Given instruction
Search the records for "JSON" and copy each line that holds it.

Source data
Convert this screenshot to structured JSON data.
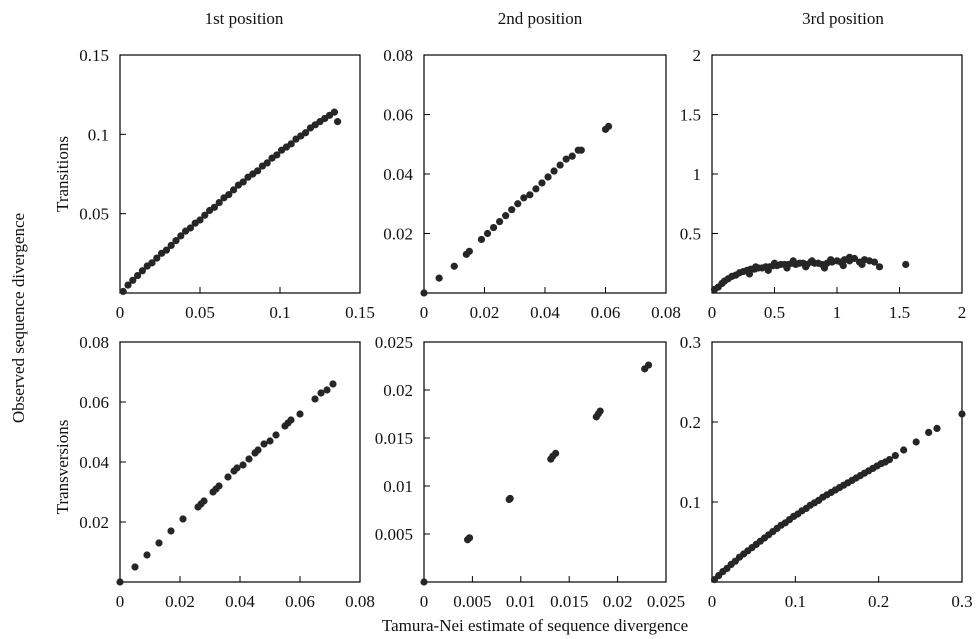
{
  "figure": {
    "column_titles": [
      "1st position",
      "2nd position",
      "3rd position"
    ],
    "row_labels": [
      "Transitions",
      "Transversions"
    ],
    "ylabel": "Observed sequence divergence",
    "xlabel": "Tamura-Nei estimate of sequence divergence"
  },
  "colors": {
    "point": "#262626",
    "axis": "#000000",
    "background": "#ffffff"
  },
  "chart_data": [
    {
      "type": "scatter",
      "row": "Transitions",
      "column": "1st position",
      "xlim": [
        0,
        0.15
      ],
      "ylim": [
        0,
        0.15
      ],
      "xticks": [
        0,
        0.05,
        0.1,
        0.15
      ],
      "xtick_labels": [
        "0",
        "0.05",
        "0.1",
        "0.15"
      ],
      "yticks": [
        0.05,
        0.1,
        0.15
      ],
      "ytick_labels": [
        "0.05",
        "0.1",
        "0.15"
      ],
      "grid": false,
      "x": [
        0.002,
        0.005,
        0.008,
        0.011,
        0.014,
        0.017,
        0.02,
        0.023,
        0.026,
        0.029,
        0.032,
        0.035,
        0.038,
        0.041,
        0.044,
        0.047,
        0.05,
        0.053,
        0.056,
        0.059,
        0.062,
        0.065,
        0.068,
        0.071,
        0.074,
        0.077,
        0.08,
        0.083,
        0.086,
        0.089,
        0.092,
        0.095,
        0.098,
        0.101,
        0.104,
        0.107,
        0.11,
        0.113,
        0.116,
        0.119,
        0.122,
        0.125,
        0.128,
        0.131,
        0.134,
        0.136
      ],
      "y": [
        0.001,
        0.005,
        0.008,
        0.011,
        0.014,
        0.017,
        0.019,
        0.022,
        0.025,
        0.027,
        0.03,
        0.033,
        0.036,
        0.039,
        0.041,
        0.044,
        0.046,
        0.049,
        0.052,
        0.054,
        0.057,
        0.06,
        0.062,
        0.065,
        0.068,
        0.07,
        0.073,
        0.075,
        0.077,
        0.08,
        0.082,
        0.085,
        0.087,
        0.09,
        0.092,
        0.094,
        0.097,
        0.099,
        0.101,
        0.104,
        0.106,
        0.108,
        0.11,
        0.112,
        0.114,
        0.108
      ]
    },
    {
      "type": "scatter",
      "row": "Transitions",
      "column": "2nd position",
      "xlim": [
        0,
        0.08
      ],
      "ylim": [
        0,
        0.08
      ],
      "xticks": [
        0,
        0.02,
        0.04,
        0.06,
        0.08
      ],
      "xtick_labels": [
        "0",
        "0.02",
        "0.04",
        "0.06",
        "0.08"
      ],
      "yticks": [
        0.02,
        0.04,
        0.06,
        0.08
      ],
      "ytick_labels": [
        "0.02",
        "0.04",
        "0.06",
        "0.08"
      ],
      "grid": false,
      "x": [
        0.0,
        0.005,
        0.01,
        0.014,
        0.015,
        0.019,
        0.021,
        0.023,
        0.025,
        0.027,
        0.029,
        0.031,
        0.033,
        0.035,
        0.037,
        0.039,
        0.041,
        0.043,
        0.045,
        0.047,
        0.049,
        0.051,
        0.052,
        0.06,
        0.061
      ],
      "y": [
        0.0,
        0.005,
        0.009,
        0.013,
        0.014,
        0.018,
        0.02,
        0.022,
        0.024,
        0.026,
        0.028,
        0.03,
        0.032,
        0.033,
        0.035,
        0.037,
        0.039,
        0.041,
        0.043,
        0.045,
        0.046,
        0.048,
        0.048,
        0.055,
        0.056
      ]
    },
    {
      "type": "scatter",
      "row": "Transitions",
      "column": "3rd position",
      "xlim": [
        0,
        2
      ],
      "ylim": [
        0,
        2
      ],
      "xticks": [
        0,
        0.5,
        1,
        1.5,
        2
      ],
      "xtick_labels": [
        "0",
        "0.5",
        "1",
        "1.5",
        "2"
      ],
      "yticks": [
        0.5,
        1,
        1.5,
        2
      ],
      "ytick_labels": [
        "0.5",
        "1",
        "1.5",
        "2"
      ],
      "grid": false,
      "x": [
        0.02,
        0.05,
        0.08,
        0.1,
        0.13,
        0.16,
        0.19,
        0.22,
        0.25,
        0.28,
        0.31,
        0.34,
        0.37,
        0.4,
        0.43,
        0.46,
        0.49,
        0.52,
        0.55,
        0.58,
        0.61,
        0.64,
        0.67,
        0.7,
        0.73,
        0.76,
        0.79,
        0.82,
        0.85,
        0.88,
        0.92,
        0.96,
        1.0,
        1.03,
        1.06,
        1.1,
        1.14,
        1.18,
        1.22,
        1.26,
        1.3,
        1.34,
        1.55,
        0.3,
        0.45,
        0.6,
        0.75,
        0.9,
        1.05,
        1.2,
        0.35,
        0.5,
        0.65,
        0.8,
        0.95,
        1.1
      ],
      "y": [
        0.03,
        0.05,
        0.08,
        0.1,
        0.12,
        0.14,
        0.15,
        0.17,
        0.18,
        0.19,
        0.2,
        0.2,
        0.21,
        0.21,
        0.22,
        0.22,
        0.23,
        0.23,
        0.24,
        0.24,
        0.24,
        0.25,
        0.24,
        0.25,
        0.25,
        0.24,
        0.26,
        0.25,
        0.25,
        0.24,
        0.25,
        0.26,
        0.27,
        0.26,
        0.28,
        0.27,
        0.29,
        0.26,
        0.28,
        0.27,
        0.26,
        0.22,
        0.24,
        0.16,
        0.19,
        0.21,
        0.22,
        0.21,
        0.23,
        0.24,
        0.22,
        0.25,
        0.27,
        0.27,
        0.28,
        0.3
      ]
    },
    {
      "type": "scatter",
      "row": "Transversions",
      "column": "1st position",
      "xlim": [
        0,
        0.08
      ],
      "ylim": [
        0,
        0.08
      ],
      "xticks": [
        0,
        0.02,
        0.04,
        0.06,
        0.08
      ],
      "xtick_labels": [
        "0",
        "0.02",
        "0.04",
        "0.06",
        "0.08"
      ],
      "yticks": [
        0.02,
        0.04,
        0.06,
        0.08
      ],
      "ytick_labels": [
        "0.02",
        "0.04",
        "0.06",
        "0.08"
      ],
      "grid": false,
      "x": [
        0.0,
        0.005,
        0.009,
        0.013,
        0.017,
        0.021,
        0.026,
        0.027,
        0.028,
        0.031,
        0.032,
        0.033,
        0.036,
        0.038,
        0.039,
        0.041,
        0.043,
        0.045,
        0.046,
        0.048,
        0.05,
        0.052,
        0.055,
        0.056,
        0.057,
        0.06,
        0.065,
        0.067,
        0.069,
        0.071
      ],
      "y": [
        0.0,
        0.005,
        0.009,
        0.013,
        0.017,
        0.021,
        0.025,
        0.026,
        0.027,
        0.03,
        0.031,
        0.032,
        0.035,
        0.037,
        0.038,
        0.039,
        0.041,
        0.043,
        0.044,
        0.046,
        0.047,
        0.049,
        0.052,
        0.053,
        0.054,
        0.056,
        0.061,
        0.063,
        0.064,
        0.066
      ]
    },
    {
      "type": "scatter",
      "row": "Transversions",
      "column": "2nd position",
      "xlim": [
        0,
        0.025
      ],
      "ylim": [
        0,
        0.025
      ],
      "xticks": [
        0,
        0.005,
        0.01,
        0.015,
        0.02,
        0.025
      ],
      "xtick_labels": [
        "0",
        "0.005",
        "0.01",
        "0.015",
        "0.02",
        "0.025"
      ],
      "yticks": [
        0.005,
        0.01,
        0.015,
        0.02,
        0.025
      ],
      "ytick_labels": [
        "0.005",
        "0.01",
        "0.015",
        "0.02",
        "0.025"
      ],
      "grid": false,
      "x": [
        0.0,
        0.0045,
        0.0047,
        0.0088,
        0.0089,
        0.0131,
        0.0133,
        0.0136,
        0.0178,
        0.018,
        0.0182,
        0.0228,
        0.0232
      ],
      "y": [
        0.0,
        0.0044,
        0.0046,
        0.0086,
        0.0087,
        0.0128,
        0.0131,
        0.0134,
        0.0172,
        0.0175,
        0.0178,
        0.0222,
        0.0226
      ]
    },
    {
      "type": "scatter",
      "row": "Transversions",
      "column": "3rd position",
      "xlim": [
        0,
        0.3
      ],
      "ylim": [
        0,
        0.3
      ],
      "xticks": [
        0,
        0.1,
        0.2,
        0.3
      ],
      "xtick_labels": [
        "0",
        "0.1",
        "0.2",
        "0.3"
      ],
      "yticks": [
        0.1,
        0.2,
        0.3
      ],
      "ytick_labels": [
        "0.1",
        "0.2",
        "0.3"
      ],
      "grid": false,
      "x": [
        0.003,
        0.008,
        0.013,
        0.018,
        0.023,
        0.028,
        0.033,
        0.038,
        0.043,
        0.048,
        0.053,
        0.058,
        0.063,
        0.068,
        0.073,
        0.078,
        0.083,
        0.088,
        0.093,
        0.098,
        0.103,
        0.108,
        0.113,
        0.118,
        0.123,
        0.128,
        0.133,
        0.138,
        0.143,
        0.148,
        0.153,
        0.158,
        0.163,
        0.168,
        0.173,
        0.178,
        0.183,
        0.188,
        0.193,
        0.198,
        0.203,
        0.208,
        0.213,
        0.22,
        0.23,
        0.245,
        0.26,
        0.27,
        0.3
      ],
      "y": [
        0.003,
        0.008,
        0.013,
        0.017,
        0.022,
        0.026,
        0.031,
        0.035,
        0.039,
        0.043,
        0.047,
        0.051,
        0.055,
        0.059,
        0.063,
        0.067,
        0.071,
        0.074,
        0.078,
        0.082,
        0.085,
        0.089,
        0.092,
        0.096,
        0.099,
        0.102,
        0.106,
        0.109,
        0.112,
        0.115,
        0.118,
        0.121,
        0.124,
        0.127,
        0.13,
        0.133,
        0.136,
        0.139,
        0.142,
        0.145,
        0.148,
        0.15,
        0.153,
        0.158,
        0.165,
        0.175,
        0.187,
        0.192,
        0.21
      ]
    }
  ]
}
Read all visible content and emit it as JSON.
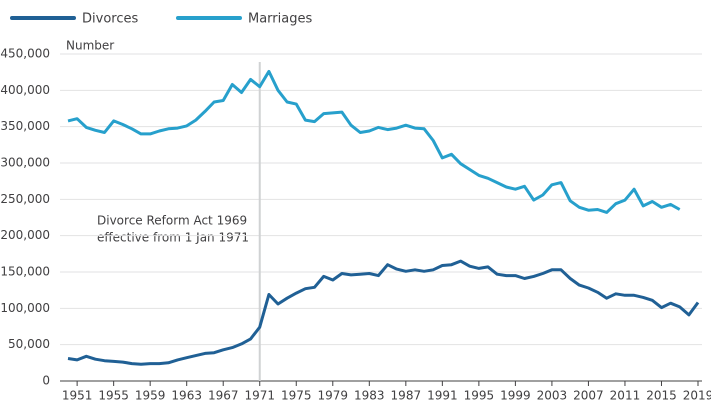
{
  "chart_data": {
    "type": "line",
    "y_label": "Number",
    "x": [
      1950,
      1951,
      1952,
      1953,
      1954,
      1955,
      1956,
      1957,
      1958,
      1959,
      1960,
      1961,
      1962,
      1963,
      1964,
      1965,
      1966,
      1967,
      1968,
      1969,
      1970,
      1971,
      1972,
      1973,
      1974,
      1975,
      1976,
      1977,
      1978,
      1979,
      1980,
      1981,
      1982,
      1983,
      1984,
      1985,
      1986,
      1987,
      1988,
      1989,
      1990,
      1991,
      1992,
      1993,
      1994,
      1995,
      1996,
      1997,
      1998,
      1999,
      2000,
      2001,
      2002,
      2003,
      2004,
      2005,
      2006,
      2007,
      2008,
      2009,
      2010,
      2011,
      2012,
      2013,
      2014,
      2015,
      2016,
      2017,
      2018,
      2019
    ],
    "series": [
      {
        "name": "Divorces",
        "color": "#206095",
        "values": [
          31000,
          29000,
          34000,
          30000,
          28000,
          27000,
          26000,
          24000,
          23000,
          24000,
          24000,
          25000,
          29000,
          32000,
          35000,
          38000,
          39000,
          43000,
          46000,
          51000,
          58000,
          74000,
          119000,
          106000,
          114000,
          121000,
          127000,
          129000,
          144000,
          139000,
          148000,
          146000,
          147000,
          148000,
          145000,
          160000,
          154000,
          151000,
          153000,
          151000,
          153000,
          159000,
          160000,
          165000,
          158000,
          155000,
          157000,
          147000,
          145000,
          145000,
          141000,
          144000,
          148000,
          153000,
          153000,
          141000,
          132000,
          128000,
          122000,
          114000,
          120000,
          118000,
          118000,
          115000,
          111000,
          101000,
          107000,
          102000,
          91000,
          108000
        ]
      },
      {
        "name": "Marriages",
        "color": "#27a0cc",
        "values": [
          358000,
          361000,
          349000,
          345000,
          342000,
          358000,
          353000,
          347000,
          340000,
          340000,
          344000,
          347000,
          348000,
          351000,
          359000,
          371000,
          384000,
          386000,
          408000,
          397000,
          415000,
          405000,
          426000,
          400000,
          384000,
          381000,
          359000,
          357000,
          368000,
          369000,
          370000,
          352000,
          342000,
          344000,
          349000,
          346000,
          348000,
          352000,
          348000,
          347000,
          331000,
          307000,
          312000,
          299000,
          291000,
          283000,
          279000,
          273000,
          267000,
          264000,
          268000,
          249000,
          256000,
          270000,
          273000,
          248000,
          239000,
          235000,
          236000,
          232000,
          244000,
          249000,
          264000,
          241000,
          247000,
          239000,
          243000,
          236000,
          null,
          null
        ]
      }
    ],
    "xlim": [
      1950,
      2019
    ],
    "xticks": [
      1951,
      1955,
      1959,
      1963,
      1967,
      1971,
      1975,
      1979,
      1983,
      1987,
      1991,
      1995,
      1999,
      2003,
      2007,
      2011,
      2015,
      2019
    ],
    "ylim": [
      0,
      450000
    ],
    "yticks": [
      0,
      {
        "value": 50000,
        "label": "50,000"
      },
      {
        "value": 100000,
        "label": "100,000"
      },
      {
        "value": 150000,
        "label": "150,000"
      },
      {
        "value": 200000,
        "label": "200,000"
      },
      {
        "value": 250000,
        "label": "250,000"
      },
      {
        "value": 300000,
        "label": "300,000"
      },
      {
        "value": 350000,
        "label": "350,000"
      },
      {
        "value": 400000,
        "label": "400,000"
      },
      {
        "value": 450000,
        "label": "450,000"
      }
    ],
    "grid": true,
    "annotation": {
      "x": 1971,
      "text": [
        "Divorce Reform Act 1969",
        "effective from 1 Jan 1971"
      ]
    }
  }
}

Reply
Convert this screenshot to structured JSON data.
Read all visible content and emit it as JSON.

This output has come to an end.